— BRIEF —
Reproduce the listing word for word. Skip any image.

— RECORD EXCERPTS —
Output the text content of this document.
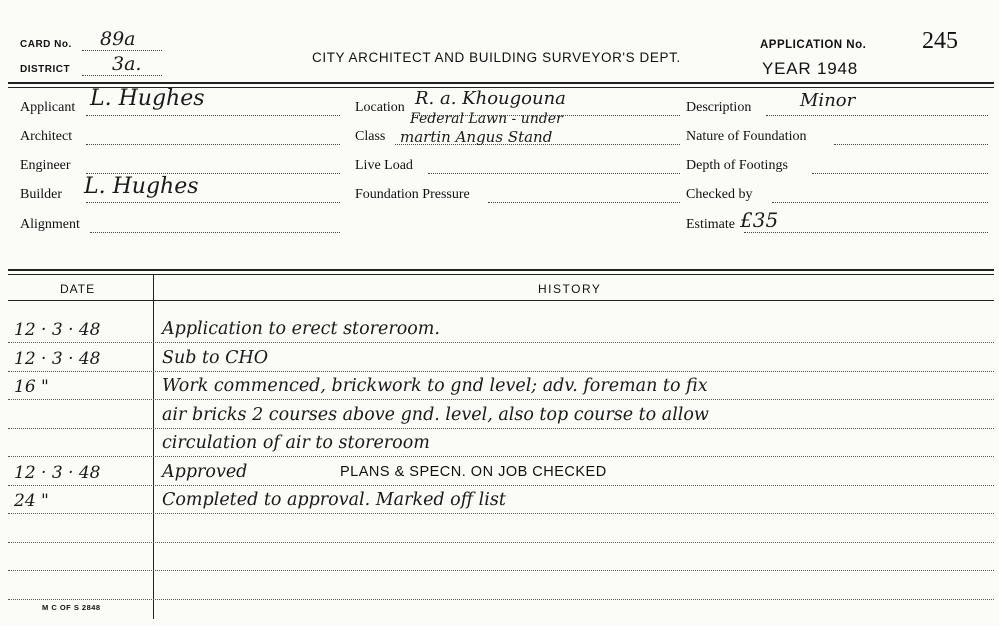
CARD No. 89a
DISTRICT 3a.	CITY ARCHITECT AND BUILDING SURVEYOR'S DEPT.
APPLICATION No. 245
YEAR 1948
Applicant L. Hughes
Architect
Engineer
Builder L. Hughes
Alignment
Location R. a. Khougouna
Federal Lawn - under
Class martin Angus Stand
Live Load
Foundation Pressure
Description	Minor
Nature of Foundation
Depth of Footings
Checked by
Estimate £35
DATE	HISTORY
12 · 3 · 48	Application to erect storeroom.
12 · 3 · 48	Sub to CHO
16 "	Work commenced, brickwork to gnd level; adv. foreman to fix
air bricks 2 courses above gnd. level, also top course to allow
circulation of air to storeroom
12 · 3 · 48	Approved	PLANS & SPECN. ON JOB CHECKED
24 "	Completed to approval. Marked off list
M C OF S 2848
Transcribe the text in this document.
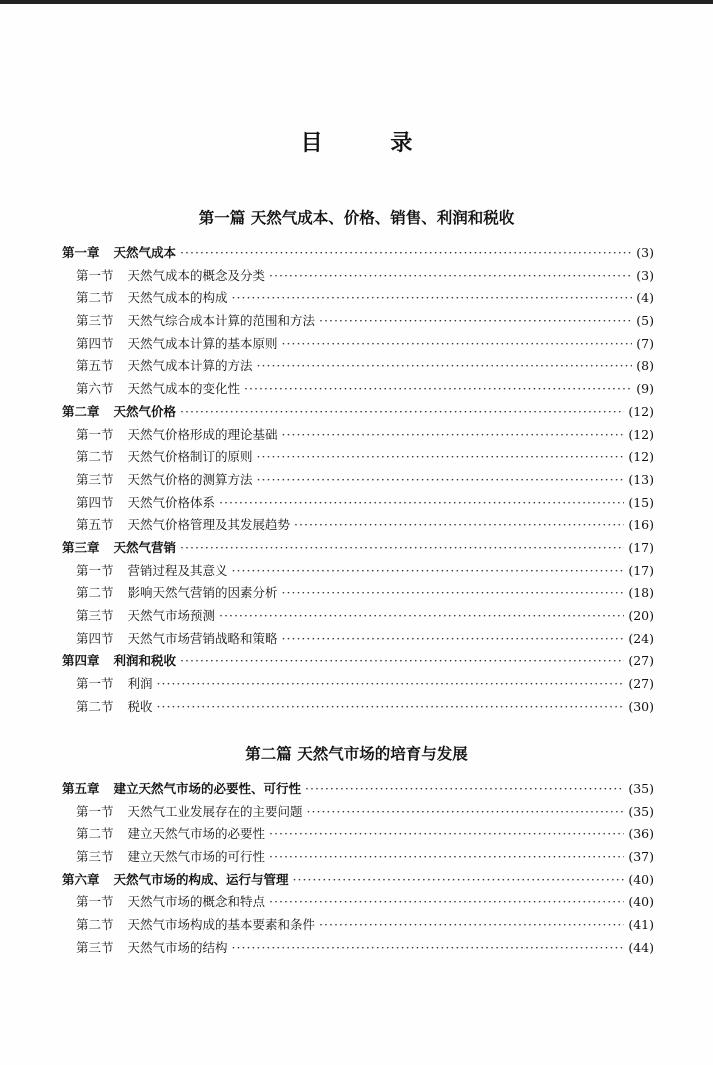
目 录
第一篇 天然气成本、价格、销售、利润和税收
第一章 天然气成本 ·····	(3)
第一节 天然气成本的概念及分类 ·····	(3)
第二节 天然气成本的构成 ·····	(4)
第三节 天然气综合成本计算的范围和方法 ·····	(5)
第四节 天然气成本计算的基本原则 ·····	(7)
第五节 天然气成本计算的方法 ·····	(8)
第六节 天然气成本的变化性 ·····	(9)
第二章 天然气价格 ·····	(12)
第一节 天然气价格形成的理论基础 ·····	(12)
第二节 天然气价格制订的原则 ·····	(12)
第三节 天然气价格的测算方法 ·····	(13)
第四节 天然气价格体系 ·····	(15)
第五节 天然气价格管理及其发展趋势 ·····	(16)
第三章 天然气营销 ·····	(17)
第一节 营销过程及其意义 ·····	(17)
第二节 影响天然气营销的因素分析 ·····	(18)
第三节 天然气市场预测 ·····	(20)
第四节 天然气市场营销战略和策略 ·····	(24)
第四章 利润和税收 ·····	(27)
第一节 利润 ·····	(27)
第二节 税收 ·····	(30)
第二篇 天然气市场的培育与发展
第五章 建立天然气市场的必要性、可行性 ·····	(35)
第一节 天然气工业发展存在的主要问题 ·····	(35)
第二节 建立天然气市场的必要性 ·····	(36)
第三节 建立天然气市场的可行性 ·····	(37)
第六章 天然气市场的构成、运行与管理 ·····	(40)
第一节 天然气市场的概念和特点 ·····	(40)
第二节 天然气市场构成的基本要素和条件 ·····	(41)
第三节 天然气市场的结构 ·····	(44)
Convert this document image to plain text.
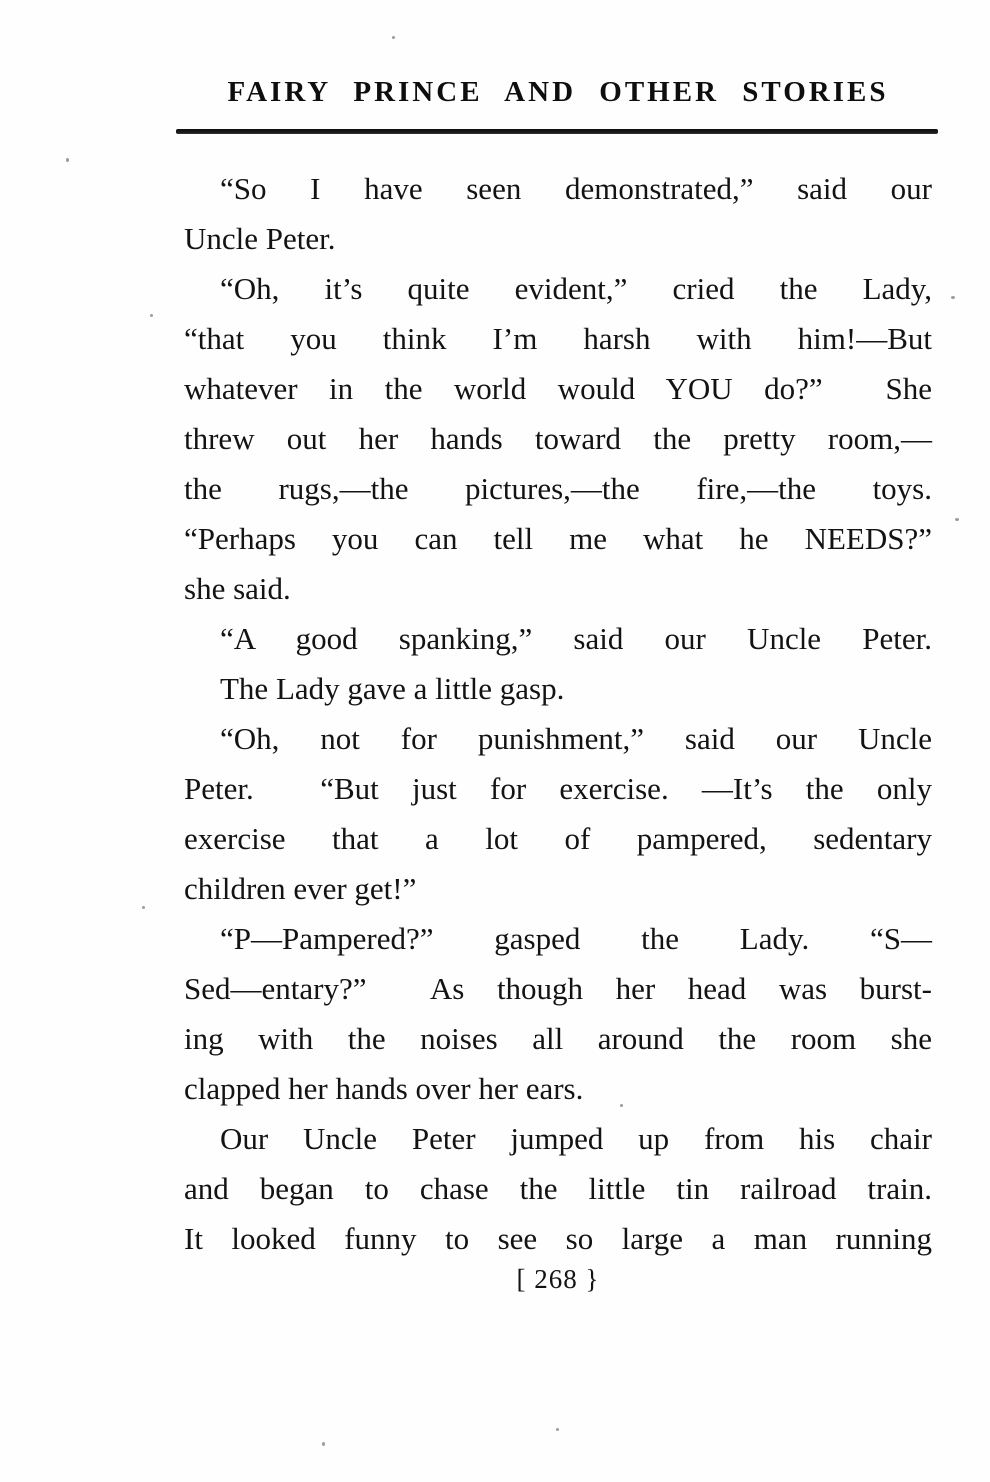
FAIRY PRINCE AND OTHER STORIES
“So I have seen demonstrated,” said our
Uncle Peter.
“Oh, it’s quite evident,” cried the Lady,
“that you think I’m harsh with him!—But
whatever in the world would YOU do?”  She
threw out her hands toward the pretty room,—
the rugs,—the pictures,—the fire,—the toys.
“Perhaps you can tell me what he NEEDS?”
she said.
“A good spanking,” said our Uncle Peter.
The Lady gave a little gasp.
“Oh, not for punishment,” said our Uncle
Peter.  “But just for exercise. —It’s the only
exercise that a lot of pampered, sedentary
children ever get!”
“P—Pampered?” gasped the Lady. “S—
Sed—entary?”  As though her head was burst-
ing with the noises all around the room she
clapped her hands over her ears.
Our Uncle Peter jumped up from his chair
and began to chase the little tin railroad train.
It looked funny to see so large a man running
[ 268 }
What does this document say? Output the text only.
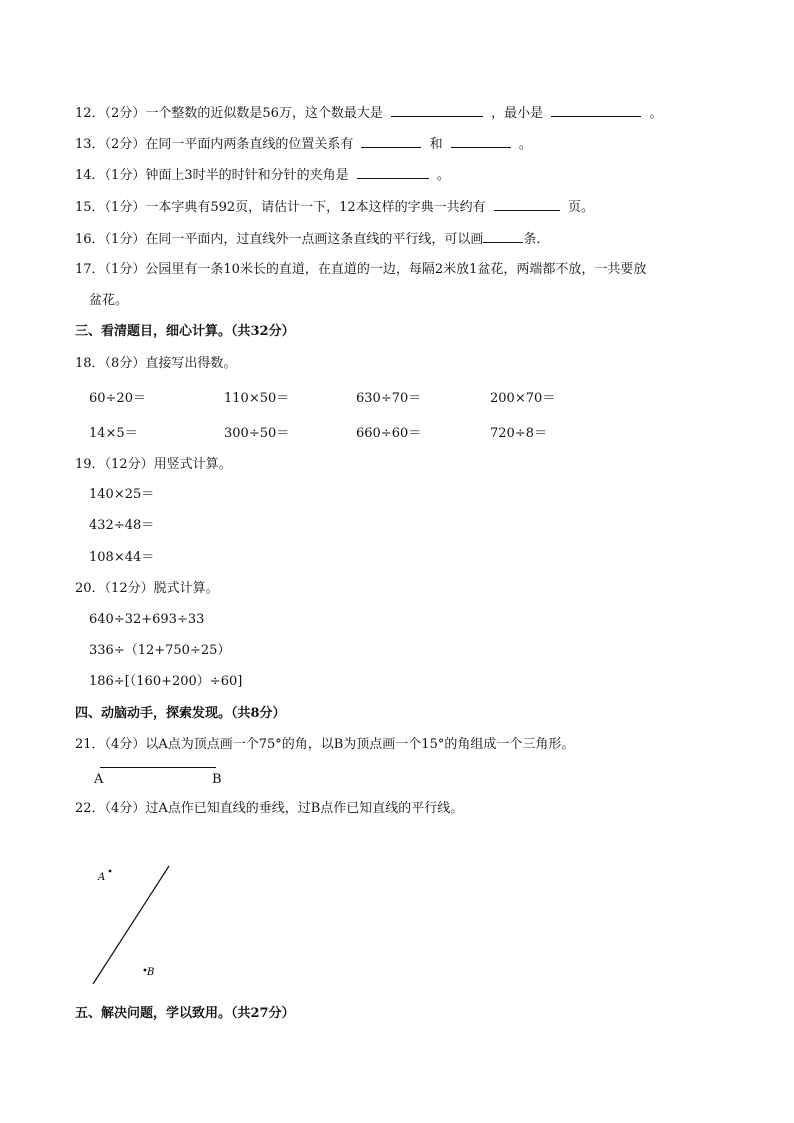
12．（2分）一个整数的近似数是56万，这个数最大是	，最小是	。
13．（2分）在同一平面内两条直线的位置关系有	和	。
14．（1分）钟面上3时半的时针和分针的夹角是	。
15．（1分）一本字典有592页，请估计一下，12本这样的字典一共约有	页。
16．（1分）在同一平面内，过直线外一点画这条直线的平行线，可以画	条．
17．（1分）公园里有一条10米长的直道，在直道的一边，每隔2米放1盆花，两端都不放，一共要放
盆花。
三、看清题目，细心计算。（共32分）
18．（8分）直接写出得数。
60÷20＝	110×50＝	630÷70＝	200×70＝
14×5＝	300÷50＝	660÷60＝	720÷8＝
19．（12分）用竖式计算。
140×25＝
432÷48＝
108×44＝
20．（12分）脱式计算。
640÷32+693÷33
336÷（12+750÷25）
186÷[（160+200）÷60]
四、动脑动手，探索发现。（共8分）
21．（4分）以A点为顶点画一个75°的角，以B为顶点画一个15°的角组成一个三角形。
A	B
22．（4分）过A点作已知直线的垂线，过B点作已知直线的平行线。
A
B
五、解决问题，学以致用。（共27分）
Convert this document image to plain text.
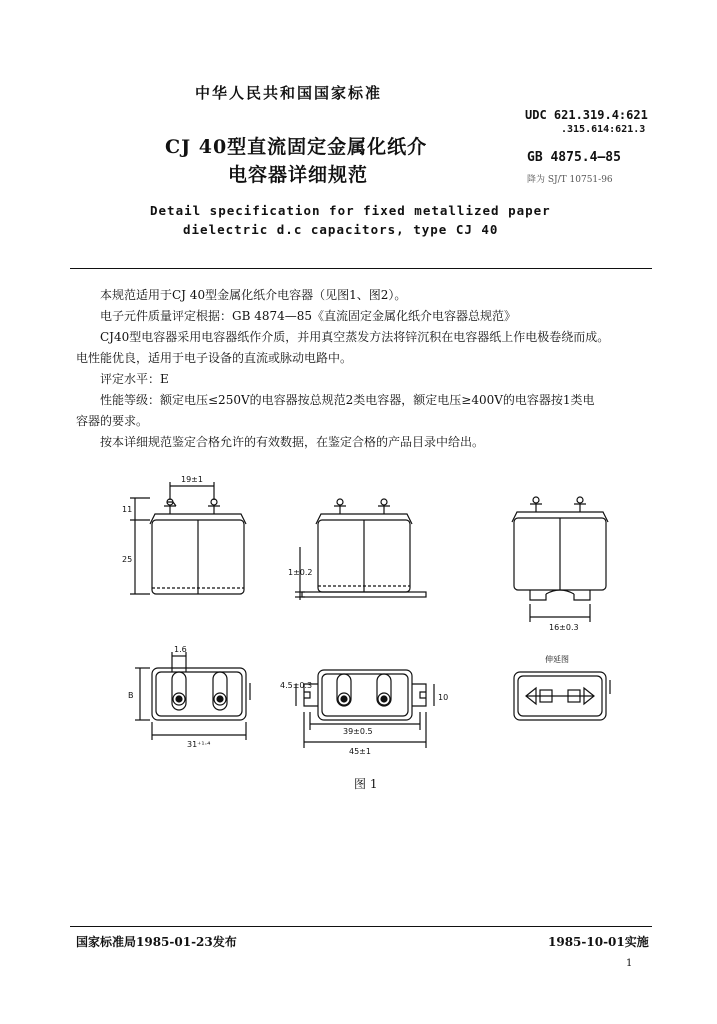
中华人民共和国国家标准
CJ 40型直流固定金属化纸介
电容器详细规范
Detail specification for fixed metallized paper
dielectric d.c capacitors, type CJ 40
UDC 621.319.4:621
.315.614:621.3
GB 4875.4—85
降为 SJ/T 10751-96

本规范适用于CJ 40型金属化纸介电容器（见图1、图2）。

电子元件质量评定根据：GB 4874—85《直流固定金属化纸介电容器总规范》

CJ40型电容器采用电容器纸作介质，并用真空蒸发方法将锌沉积在电容器纸上作电极卷绕而成。

电性能优良，适用于电子设备的直流或脉动电路中。

评定水平：E

性能等级：额定电压≤250V的电容器按总规范2类电容器，额定电压≥400V的电容器按1类电

容器的要求。

按本详细规范鉴定合格允许的有效数据，在鉴定合格的产品目录中给出。

19±1
11
25
1±0.2
16±0.3
1.6
B
31⁺¹·⁴
4.5±0.3
10
39±0.5
45±1
伸延图
图 1
国家标准局1985-01-23发布	1985-10-01实施
1
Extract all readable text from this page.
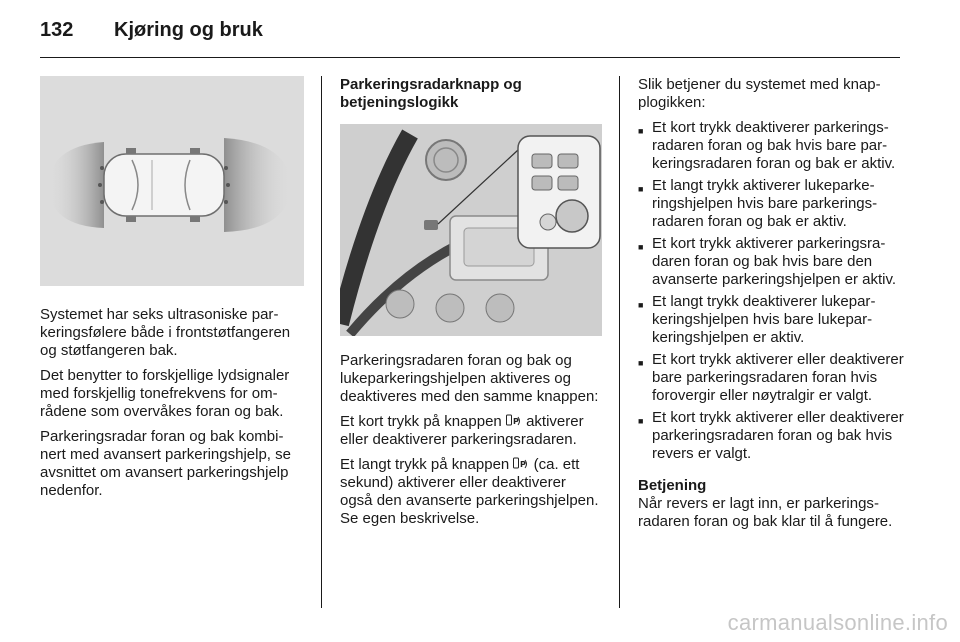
132	Kjøring og bruk

Systemet har seks ultrasoniske parkeringsfølere både i frontstøtfangeren og støtfangeren bak.

Det benytter to forskjellige lydsignaler med forskjellig tonefrekvens for områdene som overvåkes foran og bak.

Parkeringsradar foran og bak kombinert med avansert parkeringshjelp, se avsnittet om avansert parkeringshjelp nedenfor.

Parkeringsradarknapp og betjeningslogikk

Parkeringsradaren foran og bak og lukeparkeringshjelpen aktiveres og deaktiveres med den samme knappen:

Et kort trykk på knappen P aktiverer eller deaktiverer parkeringsradaren.

Et langt trykk på knappen P (ca. ett sekund) aktiverer eller deaktiverer også den avanserte parkeringshjelpen. Se egen beskrivelse.

Slik betjener du systemet med knapplogikken:

■ Et kort trykk deaktiverer parkeringsradaren foran og bak hvis bare parkeringsradaren foran og bak er aktiv.
■ Et langt trykk aktiverer lukeparkeringshjelpen hvis bare parkeringsradaren foran og bak er aktiv.
■ Et kort trykk aktiverer parkeringsradaren foran og bak hvis bare den avanserte parkeringshjelpen er aktiv.
■ Et langt trykk deaktiverer lukeparkeringshjelpen hvis bare lukeparkeringshjelpen er aktiv.
■ Et kort trykk aktiverer eller deaktiverer bare parkeringsradaren foran hvis forovergir eller nøytralgir er valgt.
■ Et kort trykk aktiverer eller deaktiverer parkeringsradaren foran og bak hvis revers er valgt.

Betjening

Når revers er lagt inn, er parkeringsradaren foran og bak klar til å fungere.

carmanualsonline.info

— SOLUTION FOR THIS EXERCISE —
Output the text content of this document.
CARD No. 89a
DISTRICT 3a.	CITY ARCHITECT AND BUILDING SURVEYOR'S DEPT.
APPLICATION No. 245
YEAR 1948
Applicant L. Hughes
Architect
Engineer
Builder L. Hughes
Alignment
Location R. a. Khougouna
Federal Lawn - under
Class martin Angus Stand
Live Load
Foundation Pressure
Description	Minor
Nature of Foundation
Depth of Footings
Checked by
Estimate £35
DATE	HISTORY
12 · 3 · 48	Application to erect storeroom.
12 · 3 · 48	Sub to CHO
16 "	Work commenced, brickwork to gnd level; adv. foreman to fix
air bricks 2 courses above gnd. level, also top course to allow
circulation of air to storeroom
12 · 3 · 48	Approved	PLANS & SPECN. ON JOB CHECKED
24 "	Completed to approval. Marked off list
M C OF S 2848
Transcribe the text in this document.
目 录
第一篇 天然气成本、价格、销售、利润和税收
第一章 天然气成本 ·····	(3)
第一节 天然气成本的概念及分类 ·····	(3)
第二节 天然气成本的构成 ·····	(4)
第三节 天然气综合成本计算的范围和方法 ·····	(5)
第四节 天然气成本计算的基本原则 ·····	(7)
第五节 天然气成本计算的方法 ·····	(8)
第六节 天然气成本的变化性 ·····	(9)
第二章 天然气价格 ·····	(12)
第一节 天然气价格形成的理论基础 ·····	(12)
第二节 天然气价格制订的原则 ·····	(12)
第三节 天然气价格的测算方法 ·····	(13)
第四节 天然气价格体系 ·····	(15)
第五节 天然气价格管理及其发展趋势 ·····	(16)
第三章 天然气营销 ·····	(17)
第一节 营销过程及其意义 ·····	(17)
第二节 影响天然气营销的因素分析 ·····	(18)
第三节 天然气市场预测 ·····	(20)
第四节 天然气市场营销战略和策略 ·····	(24)
第四章 利润和税收 ·····	(27)
第一节 利润 ·····	(27)
第二节 税收 ·····	(30)
第二篇 天然气市场的培育与发展
第五章 建立天然气市场的必要性、可行性 ·····	(35)
第一节 天然气工业发展存在的主要问题 ·····	(35)
第二节 建立天然气市场的必要性 ·····	(36)
第三节 建立天然气市场的可行性 ·····	(37)
第六章 天然气市场的构成、运行与管理 ·····	(40)
第一节 天然气市场的概念和特点 ·····	(40)
第二节 天然气市场构成的基本要素和条件 ·····	(41)
第三节 天然气市场的结构 ·····	(44)
Convert this document image to plain text.
FAIRY PRINCE AND OTHER STORIES
“So I have seen demonstrated,” said our
Uncle Peter.
“Oh, it’s quite evident,” cried the Lady,
“that you think I’m harsh with him!—But
whatever in the world would YOU do?”  She
threw out her hands toward the pretty room,—
the rugs,—the pictures,—the fire,—the toys.
“Perhaps you can tell me what he NEEDS?”
she said.
“A good spanking,” said our Uncle Peter.
The Lady gave a little gasp.
“Oh, not for punishment,” said our Uncle
Peter.  “But just for exercise. —It’s the only
exercise that a lot of pampered, sedentary
children ever get!”
“P—Pampered?” gasped the Lady. “S—
Sed—entary?”  As though her head was burst-
ing with the noises all around the room she
clapped her hands over her ears.
Our Uncle Peter jumped up from his chair
and began to chase the little tin railroad train.
It looked funny to see so large a man running
[ 268 }
What does this document say? Output the text only.
12．（2分）一个整数的近似数是56万，这个数最大是	，最小是	。
13．（2分）在同一平面内两条直线的位置关系有	和	。
14．（1分）钟面上3时半的时针和分针的夹角是	。
15．（1分）一本字典有592页，请估计一下，12本这样的字典一共约有	页。
16．（1分）在同一平面内，过直线外一点画这条直线的平行线，可以画	条．
17．（1分）公园里有一条10米长的直道，在直道的一边，每隔2米放1盆花，两端都不放，一共要放
盆花。
三、看清题目，细心计算。（共32分）
18．（8分）直接写出得数。
60÷20＝	110×50＝	630÷70＝	200×70＝
14×5＝	300÷50＝	660÷60＝	720÷8＝
19．（12分）用竖式计算。
140×25＝
432÷48＝
108×44＝
20．（12分）脱式计算。
640÷32+693÷33
336÷（12+750÷25）
186÷[（160+200）÷60]
四、动脑动手，探索发现。（共8分）
21．（4分）以A点为顶点画一个75°的角，以B为顶点画一个15°的角组成一个三角形。
A	B
22．（4分）过A点作已知直线的垂线，过B点作已知直线的平行线。
A
B
五、解决问题，学以致用。（共27分）
Convert this document image to plain text.
中华人民共和国国家标准
CJ 40型直流固定金属化纸介
电容器详细规范
Detail specification for fixed metallized paper
dielectric d.c capacitors, type CJ 40
UDC 621.319.4:621
.315.614:621.3
GB 4875.4—85
降为 SJ/T 10751-96

本规范适用于CJ 40型金属化纸介电容器（见图1、图2）。

电子元件质量评定根据：GB 4874—85《直流固定金属化纸介电容器总规范》

CJ40型电容器采用电容器纸作介质，并用真空蒸发方法将锌沉积在电容器纸上作电极卷绕而成。

电性能优良，适用于电子设备的直流或脉动电路中。

评定水平：E

性能等级：额定电压≤250V的电容器按总规范2类电容器，额定电压≥400V的电容器按1类电

容器的要求。

按本详细规范鉴定合格允许的有效数据，在鉴定合格的产品目录中给出。

19±1
11
25
1±0.2
16±0.3
1.6
B
31⁺¹·⁴
4.5±0.3
10
39±0.5
45±1
伸延图
图 1
国家标准局1985-01-23发布	1985-10-01实施
1
Extract all readable text from this page.
132	Kjøring og bruk

Systemet har seks ultrasoniske parkeringsfølere både i frontstøtfangeren og støtfangeren bak.

Det benytter to forskjellige lydsignaler med forskjellig tonefrekvens for områdene som overvåkes foran og bak.

Parkeringsradar foran og bak kombinert med avansert parkeringshjelp, se avsnittet om avansert parkeringshjelp nedenfor.

Parkeringsradarknapp og betjeningslogikk

Parkeringsradaren foran og bak og lukeparkeringshjelpen aktiveres og deaktiveres med den samme knappen:

Et kort trykk på knappen P aktiverer eller deaktiverer parkeringsradaren.

Et langt trykk på knappen P (ca. ett sekund) aktiverer eller deaktiverer også den avanserte parkeringshjelpen. Se egen beskrivelse.

Slik betjener du systemet med knapplogikken:

■ Et kort trykk deaktiverer parkeringsradaren foran og bak hvis bare parkeringsradaren foran og bak er aktiv.
■ Et langt trykk aktiverer lukeparkeringshjelpen hvis bare parkeringsradaren foran og bak er aktiv.
■ Et kort trykk aktiverer parkeringsradaren foran og bak hvis bare den avanserte parkeringshjelpen er aktiv.
■ Et langt trykk deaktiverer lukeparkeringshjelpen hvis bare lukeparkeringshjelpen er aktiv.
■ Et kort trykk aktiverer eller deaktiverer bare parkeringsradaren foran hvis forovergir eller nøytralgir er valgt.
■ Et kort trykk aktiverer eller deaktiverer parkeringsradaren foran og bak hvis revers er valgt.

Betjening

Når revers er lagt inn, er parkeringsradaren foran og bak klar til å fungere.

carmanualsonline.info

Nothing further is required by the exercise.